◆ Given task:
Reproduce every one of the lines below word for word, keeping them in their original order.

---------- Entries supplied ----------

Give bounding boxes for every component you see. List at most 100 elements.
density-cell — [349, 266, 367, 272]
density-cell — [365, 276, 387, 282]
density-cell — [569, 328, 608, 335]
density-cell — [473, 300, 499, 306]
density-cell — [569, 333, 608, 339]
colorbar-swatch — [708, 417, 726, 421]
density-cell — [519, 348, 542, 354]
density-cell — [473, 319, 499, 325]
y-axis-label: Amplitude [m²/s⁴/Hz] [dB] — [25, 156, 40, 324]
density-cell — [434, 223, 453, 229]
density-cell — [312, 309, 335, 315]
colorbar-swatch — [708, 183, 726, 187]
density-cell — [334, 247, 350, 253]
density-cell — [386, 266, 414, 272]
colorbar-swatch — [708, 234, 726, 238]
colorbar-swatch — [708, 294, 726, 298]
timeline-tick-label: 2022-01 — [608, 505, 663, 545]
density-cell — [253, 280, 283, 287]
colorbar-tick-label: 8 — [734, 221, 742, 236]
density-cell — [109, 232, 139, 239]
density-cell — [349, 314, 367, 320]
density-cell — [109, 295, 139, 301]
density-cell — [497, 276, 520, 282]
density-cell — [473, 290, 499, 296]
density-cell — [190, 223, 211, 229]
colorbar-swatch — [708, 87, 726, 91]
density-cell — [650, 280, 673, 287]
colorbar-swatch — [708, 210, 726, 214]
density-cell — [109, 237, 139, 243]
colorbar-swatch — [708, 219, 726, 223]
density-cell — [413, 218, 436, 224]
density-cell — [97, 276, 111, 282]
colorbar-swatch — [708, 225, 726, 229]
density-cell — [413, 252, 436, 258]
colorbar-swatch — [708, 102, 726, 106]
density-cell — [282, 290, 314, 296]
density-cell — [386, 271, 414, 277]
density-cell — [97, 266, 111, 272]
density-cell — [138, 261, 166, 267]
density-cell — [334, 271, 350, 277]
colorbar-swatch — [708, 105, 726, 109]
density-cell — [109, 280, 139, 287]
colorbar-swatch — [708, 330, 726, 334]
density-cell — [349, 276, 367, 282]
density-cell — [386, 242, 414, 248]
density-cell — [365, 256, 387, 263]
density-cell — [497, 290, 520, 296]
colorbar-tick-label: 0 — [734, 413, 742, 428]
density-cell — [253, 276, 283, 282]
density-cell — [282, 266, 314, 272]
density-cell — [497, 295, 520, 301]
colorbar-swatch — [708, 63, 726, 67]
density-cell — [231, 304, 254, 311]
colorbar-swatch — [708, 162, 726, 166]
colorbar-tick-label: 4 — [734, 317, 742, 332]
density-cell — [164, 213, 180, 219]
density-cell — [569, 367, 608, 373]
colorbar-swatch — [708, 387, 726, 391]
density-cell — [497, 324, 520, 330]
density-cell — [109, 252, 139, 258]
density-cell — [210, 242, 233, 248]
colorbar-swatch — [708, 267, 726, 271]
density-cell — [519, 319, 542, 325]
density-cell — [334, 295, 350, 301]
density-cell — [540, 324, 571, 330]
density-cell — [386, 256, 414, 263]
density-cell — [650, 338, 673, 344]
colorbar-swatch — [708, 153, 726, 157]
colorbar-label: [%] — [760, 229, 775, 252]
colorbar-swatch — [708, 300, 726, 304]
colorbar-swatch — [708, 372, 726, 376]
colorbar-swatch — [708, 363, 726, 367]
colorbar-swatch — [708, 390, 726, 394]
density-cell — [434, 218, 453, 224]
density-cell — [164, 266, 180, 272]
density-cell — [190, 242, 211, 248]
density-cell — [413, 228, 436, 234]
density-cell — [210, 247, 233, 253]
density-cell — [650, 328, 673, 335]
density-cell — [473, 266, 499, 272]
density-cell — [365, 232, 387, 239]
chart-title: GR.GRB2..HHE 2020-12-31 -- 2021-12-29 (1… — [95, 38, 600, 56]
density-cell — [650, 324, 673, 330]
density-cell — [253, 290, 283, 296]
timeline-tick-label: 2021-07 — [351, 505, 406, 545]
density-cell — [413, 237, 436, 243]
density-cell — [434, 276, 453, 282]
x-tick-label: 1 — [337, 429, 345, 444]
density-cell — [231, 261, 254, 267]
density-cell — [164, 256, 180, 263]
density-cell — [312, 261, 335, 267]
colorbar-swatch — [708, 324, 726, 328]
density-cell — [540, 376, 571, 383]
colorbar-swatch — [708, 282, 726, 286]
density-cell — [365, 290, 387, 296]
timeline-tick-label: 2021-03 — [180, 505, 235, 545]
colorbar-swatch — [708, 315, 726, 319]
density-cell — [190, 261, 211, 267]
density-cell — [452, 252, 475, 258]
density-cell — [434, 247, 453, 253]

----------

◆ The completed task:
Give bounding boxes for every component you see. List at most 100 elements.
density-cell — [349, 266, 367, 272]
density-cell — [365, 276, 387, 282]
density-cell — [569, 328, 608, 335]
density-cell — [473, 300, 499, 306]
density-cell — [569, 333, 608, 339]
colorbar-swatch — [708, 417, 726, 421]
density-cell — [519, 348, 542, 354]
density-cell — [473, 319, 499, 325]
y-axis-label: Amplitude [m²/s⁴/Hz] [dB] — [25, 156, 40, 324]
density-cell — [434, 223, 453, 229]
density-cell — [312, 309, 335, 315]
colorbar-swatch — [708, 183, 726, 187]
density-cell — [334, 247, 350, 253]
density-cell — [386, 266, 414, 272]
colorbar-swatch — [708, 234, 726, 238]
colorbar-swatch — [708, 294, 726, 298]
timeline-tick-label: 2022-01 — [608, 505, 663, 545]
density-cell — [253, 280, 283, 287]
colorbar-tick-label: 8 — [734, 221, 742, 236]
density-cell — [109, 232, 139, 239]
density-cell — [349, 314, 367, 320]
density-cell — [109, 295, 139, 301]
density-cell — [497, 276, 520, 282]
density-cell — [473, 290, 499, 296]
density-cell — [190, 223, 211, 229]
colorbar-swatch — [708, 87, 726, 91]
density-cell — [650, 280, 673, 287]
colorbar-swatch — [708, 210, 726, 214]
density-cell — [109, 237, 139, 243]
colorbar-swatch — [708, 219, 726, 223]
density-cell — [413, 218, 436, 224]
density-cell — [97, 276, 111, 282]
colorbar-swatch — [708, 225, 726, 229]
density-cell — [413, 252, 436, 258]
colorbar-swatch — [708, 102, 726, 106]
density-cell — [282, 290, 314, 296]
density-cell — [386, 271, 414, 277]
density-cell — [97, 266, 111, 272]
density-cell — [138, 261, 166, 267]
density-cell — [334, 271, 350, 277]
colorbar-swatch — [708, 105, 726, 109]
density-cell — [109, 280, 139, 287]
colorbar-swatch — [708, 330, 726, 334]
density-cell — [349, 276, 367, 282]
density-cell — [386, 242, 414, 248]
density-cell — [365, 256, 387, 263]
density-cell — [497, 290, 520, 296]
colorbar-tick-label: 0 — [734, 413, 742, 428]
density-cell — [253, 276, 283, 282]
density-cell — [282, 266, 314, 272]
density-cell — [497, 295, 520, 301]
colorbar-swatch — [708, 63, 726, 67]
density-cell — [231, 304, 254, 311]
colorbar-swatch — [708, 162, 726, 166]
colorbar-tick-label: 4 — [734, 317, 742, 332]
density-cell — [164, 213, 180, 219]
density-cell — [569, 367, 608, 373]
colorbar-swatch — [708, 387, 726, 391]
density-cell — [497, 324, 520, 330]
density-cell — [109, 252, 139, 258]
density-cell — [210, 242, 233, 248]
colorbar-swatch — [708, 267, 726, 271]
density-cell — [519, 319, 542, 325]
density-cell — [334, 295, 350, 301]
density-cell — [540, 324, 571, 330]
density-cell — [386, 256, 414, 263]
density-cell — [650, 338, 673, 344]
colorbar-swatch — [708, 153, 726, 157]
colorbar-label: [%] — [760, 229, 775, 252]
colorbar-swatch — [708, 300, 726, 304]
colorbar-swatch — [708, 372, 726, 376]
colorbar-swatch — [708, 363, 726, 367]
colorbar-swatch — [708, 390, 726, 394]
density-cell — [434, 218, 453, 224]
density-cell — [164, 266, 180, 272]
density-cell — [190, 242, 211, 248]
density-cell — [413, 228, 436, 234]
density-cell — [210, 247, 233, 253]
density-cell — [650, 328, 673, 335]
density-cell — [473, 266, 499, 272]
density-cell — [365, 232, 387, 239]
chart-title: GR.GRB2..HHE 2020-12-31 -- 2021-12-29 (1… — [95, 38, 600, 56]
density-cell — [650, 324, 673, 330]
density-cell — [253, 290, 283, 296]
timeline-tick-label: 2021-07 — [351, 505, 406, 545]
density-cell — [413, 237, 436, 243]
density-cell — [434, 276, 453, 282]
x-tick-label: 1 — [337, 429, 345, 444]
density-cell — [231, 261, 254, 267]
density-cell — [164, 256, 180, 263]
density-cell — [312, 261, 335, 267]
colorbar-swatch — [708, 324, 726, 328]
density-cell — [540, 376, 571, 383]
colorbar-swatch — [708, 282, 726, 286]
density-cell — [365, 290, 387, 296]
timeline-tick-label: 2021-03 — [180, 505, 235, 545]
colorbar-swatch — [708, 315, 726, 319]
density-cell — [190, 261, 211, 267]
density-cell — [452, 252, 475, 258]
density-cell — [434, 247, 453, 253]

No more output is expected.